>> START
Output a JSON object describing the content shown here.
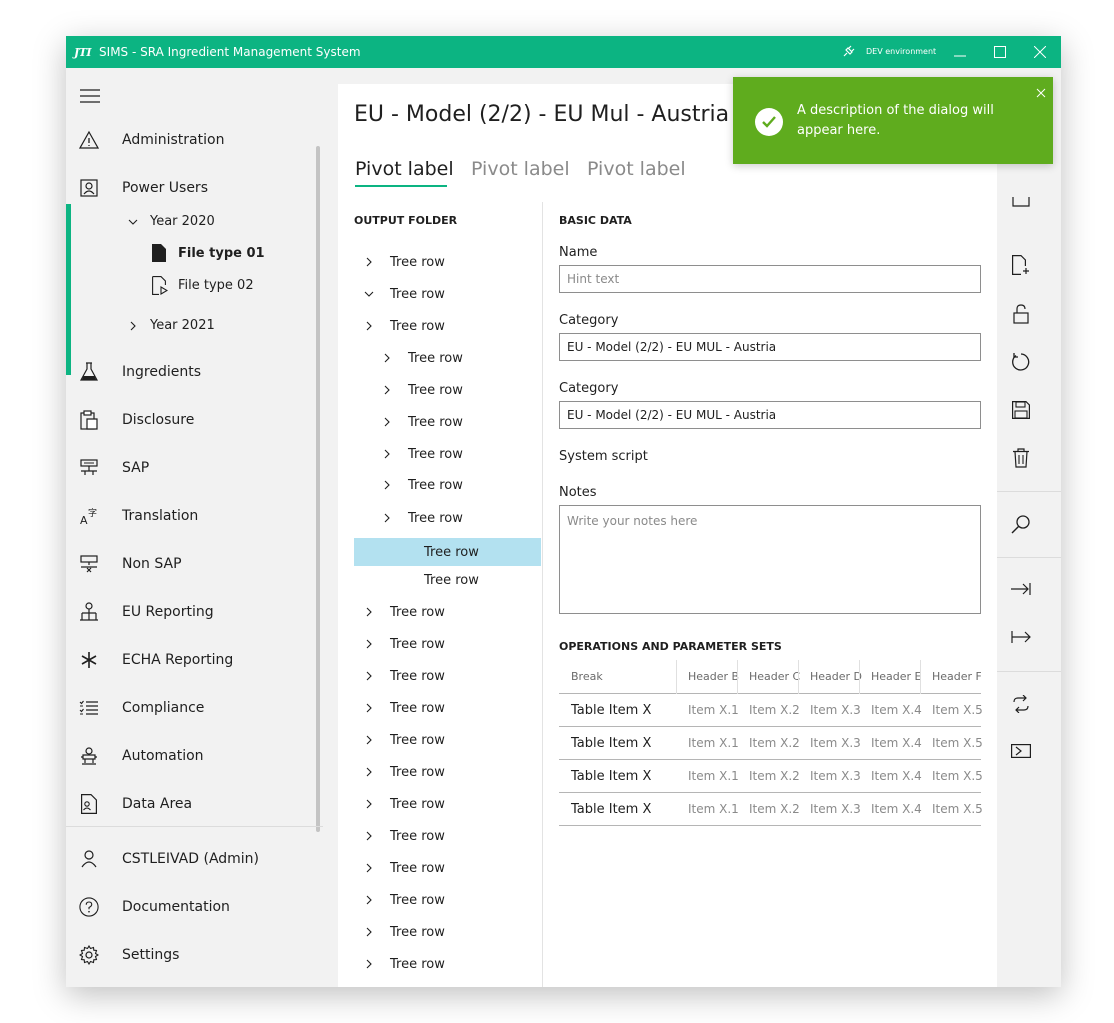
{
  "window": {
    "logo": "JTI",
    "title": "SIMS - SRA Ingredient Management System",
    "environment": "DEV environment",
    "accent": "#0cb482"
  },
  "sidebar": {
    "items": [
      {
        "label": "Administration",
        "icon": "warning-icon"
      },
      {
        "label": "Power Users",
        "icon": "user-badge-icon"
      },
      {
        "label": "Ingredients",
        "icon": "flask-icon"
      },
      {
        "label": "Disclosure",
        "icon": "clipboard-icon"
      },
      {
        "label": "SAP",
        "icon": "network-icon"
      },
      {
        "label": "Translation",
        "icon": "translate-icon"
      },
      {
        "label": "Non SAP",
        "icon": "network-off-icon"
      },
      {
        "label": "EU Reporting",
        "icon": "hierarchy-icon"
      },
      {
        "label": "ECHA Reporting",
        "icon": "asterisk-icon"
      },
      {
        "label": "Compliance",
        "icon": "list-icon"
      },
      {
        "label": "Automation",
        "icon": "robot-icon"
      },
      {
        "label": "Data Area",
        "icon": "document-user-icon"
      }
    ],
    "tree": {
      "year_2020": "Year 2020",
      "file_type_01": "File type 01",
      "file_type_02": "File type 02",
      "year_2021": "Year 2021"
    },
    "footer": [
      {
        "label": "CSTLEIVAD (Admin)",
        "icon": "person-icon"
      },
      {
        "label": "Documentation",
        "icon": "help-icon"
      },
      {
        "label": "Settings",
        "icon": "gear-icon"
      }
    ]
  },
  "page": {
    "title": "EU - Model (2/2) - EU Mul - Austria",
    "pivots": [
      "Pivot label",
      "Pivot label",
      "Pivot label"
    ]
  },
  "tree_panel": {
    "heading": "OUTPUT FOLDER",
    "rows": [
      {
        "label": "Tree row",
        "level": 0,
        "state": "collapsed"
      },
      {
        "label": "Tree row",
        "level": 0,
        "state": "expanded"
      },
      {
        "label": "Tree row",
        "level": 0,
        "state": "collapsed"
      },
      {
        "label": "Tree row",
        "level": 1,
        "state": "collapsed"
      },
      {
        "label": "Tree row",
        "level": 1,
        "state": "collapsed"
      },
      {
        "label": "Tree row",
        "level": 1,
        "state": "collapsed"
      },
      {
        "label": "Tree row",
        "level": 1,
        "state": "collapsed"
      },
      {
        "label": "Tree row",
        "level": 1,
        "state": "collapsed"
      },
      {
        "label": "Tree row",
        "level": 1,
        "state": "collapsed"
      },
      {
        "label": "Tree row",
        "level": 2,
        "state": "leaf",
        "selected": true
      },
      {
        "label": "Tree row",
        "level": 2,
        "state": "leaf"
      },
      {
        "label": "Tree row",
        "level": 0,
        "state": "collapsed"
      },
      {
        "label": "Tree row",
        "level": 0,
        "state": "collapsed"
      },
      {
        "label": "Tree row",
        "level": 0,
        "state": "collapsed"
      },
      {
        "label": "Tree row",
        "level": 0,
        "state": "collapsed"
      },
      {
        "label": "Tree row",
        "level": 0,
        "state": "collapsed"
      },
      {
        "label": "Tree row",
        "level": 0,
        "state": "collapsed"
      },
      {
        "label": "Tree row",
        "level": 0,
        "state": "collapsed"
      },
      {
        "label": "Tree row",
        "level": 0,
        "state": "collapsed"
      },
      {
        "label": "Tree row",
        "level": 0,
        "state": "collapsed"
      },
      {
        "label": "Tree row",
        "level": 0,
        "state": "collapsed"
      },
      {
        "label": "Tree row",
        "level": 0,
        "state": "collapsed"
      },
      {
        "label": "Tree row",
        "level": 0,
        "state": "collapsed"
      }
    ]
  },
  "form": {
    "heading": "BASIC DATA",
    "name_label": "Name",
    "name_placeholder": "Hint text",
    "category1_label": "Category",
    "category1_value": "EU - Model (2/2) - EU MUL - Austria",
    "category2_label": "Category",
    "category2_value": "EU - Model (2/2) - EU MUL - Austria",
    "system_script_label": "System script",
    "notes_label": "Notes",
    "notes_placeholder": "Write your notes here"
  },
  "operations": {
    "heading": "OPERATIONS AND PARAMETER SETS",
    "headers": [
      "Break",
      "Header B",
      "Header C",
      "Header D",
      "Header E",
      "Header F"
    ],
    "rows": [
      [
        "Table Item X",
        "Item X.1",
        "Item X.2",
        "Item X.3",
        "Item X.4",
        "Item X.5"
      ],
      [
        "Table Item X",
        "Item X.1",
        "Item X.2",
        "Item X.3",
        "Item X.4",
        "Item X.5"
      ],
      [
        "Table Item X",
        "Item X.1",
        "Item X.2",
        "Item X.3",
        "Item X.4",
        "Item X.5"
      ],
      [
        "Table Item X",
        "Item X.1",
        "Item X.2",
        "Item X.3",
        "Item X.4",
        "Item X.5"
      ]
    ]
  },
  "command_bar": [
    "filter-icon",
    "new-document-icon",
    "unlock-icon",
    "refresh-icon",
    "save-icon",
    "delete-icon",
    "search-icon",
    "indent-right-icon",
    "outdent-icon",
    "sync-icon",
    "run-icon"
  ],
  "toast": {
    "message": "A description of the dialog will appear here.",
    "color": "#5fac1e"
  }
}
>> END
Task: Leave out the pictures and give the rest of the records again exactly.

Final answer:
Output a JSON object describing the content shown here.
{
  "window": {
    "logo": "JTI",
    "title": "SIMS - SRA Ingredient Management System",
    "environment": "DEV environment",
    "accent": "#0cb482"
  },
  "sidebar": {
    "items": [
      {
        "label": "Administration",
        "icon": "warning-icon"
      },
      {
        "label": "Power Users",
        "icon": "user-badge-icon"
      },
      {
        "label": "Ingredients",
        "icon": "flask-icon"
      },
      {
        "label": "Disclosure",
        "icon": "clipboard-icon"
      },
      {
        "label": "SAP",
        "icon": "network-icon"
      },
      {
        "label": "Translation",
        "icon": "translate-icon"
      },
      {
        "label": "Non SAP",
        "icon": "network-off-icon"
      },
      {
        "label": "EU Reporting",
        "icon": "hierarchy-icon"
      },
      {
        "label": "ECHA Reporting",
        "icon": "asterisk-icon"
      },
      {
        "label": "Compliance",
        "icon": "list-icon"
      },
      {
        "label": "Automation",
        "icon": "robot-icon"
      },
      {
        "label": "Data Area",
        "icon": "document-user-icon"
      }
    ],
    "tree": {
      "year_2020": "Year 2020",
      "file_type_01": "File type 01",
      "file_type_02": "File type 02",
      "year_2021": "Year 2021"
    },
    "footer": [
      {
        "label": "CSTLEIVAD (Admin)",
        "icon": "person-icon"
      },
      {
        "label": "Documentation",
        "icon": "help-icon"
      },
      {
        "label": "Settings",
        "icon": "gear-icon"
      }
    ]
  },
  "page": {
    "title": "EU - Model (2/2) - EU Mul - Austria",
    "pivots": [
      "Pivot label",
      "Pivot label",
      "Pivot label"
    ]
  },
  "tree_panel": {
    "heading": "OUTPUT FOLDER",
    "rows": [
      {
        "label": "Tree row",
        "level": 0,
        "state": "collapsed"
      },
      {
        "label": "Tree row",
        "level": 0,
        "state": "expanded"
      },
      {
        "label": "Tree row",
        "level": 0,
        "state": "collapsed"
      },
      {
        "label": "Tree row",
        "level": 1,
        "state": "collapsed"
      },
      {
        "label": "Tree row",
        "level": 1,
        "state": "collapsed"
      },
      {
        "label": "Tree row",
        "level": 1,
        "state": "collapsed"
      },
      {
        "label": "Tree row",
        "level": 1,
        "state": "collapsed"
      },
      {
        "label": "Tree row",
        "level": 1,
        "state": "collapsed"
      },
      {
        "label": "Tree row",
        "level": 1,
        "state": "collapsed"
      },
      {
        "label": "Tree row",
        "level": 2,
        "state": "leaf",
        "selected": true
      },
      {
        "label": "Tree row",
        "level": 2,
        "state": "leaf"
      },
      {
        "label": "Tree row",
        "level": 0,
        "state": "collapsed"
      },
      {
        "label": "Tree row",
        "level": 0,
        "state": "collapsed"
      },
      {
        "label": "Tree row",
        "level": 0,
        "state": "collapsed"
      },
      {
        "label": "Tree row",
        "level": 0,
        "state": "collapsed"
      },
      {
        "label": "Tree row",
        "level": 0,
        "state": "collapsed"
      },
      {
        "label": "Tree row",
        "level": 0,
        "state": "collapsed"
      },
      {
        "label": "Tree row",
        "level": 0,
        "state": "collapsed"
      },
      {
        "label": "Tree row",
        "level": 0,
        "state": "collapsed"
      },
      {
        "label": "Tree row",
        "level": 0,
        "state": "collapsed"
      },
      {
        "label": "Tree row",
        "level": 0,
        "state": "collapsed"
      },
      {
        "label": "Tree row",
        "level": 0,
        "state": "collapsed"
      },
      {
        "label": "Tree row",
        "level": 0,
        "state": "collapsed"
      }
    ]
  },
  "form": {
    "heading": "BASIC DATA",
    "name_label": "Name",
    "name_placeholder": "Hint text",
    "category1_label": "Category",
    "category1_value": "EU - Model (2/2) - EU MUL - Austria",
    "category2_label": "Category",
    "category2_value": "EU - Model (2/2) - EU MUL - Austria",
    "system_script_label": "System script",
    "notes_label": "Notes",
    "notes_placeholder": "Write your notes here"
  },
  "operations": {
    "heading": "OPERATIONS AND PARAMETER SETS",
    "headers": [
      "Break",
      "Header B",
      "Header C",
      "Header D",
      "Header E",
      "Header F"
    ],
    "rows": [
      [
        "Table Item X",
        "Item X.1",
        "Item X.2",
        "Item X.3",
        "Item X.4",
        "Item X.5"
      ],
      [
        "Table Item X",
        "Item X.1",
        "Item X.2",
        "Item X.3",
        "Item X.4",
        "Item X.5"
      ],
      [
        "Table Item X",
        "Item X.1",
        "Item X.2",
        "Item X.3",
        "Item X.4",
        "Item X.5"
      ],
      [
        "Table Item X",
        "Item X.1",
        "Item X.2",
        "Item X.3",
        "Item X.4",
        "Item X.5"
      ]
    ]
  },
  "command_bar": [
    "filter-icon",
    "new-document-icon",
    "unlock-icon",
    "refresh-icon",
    "save-icon",
    "delete-icon",
    "search-icon",
    "indent-right-icon",
    "outdent-icon",
    "sync-icon",
    "run-icon"
  ],
  "toast": {
    "message": "A description of the dialog will appear here.",
    "color": "#5fac1e"
  }
}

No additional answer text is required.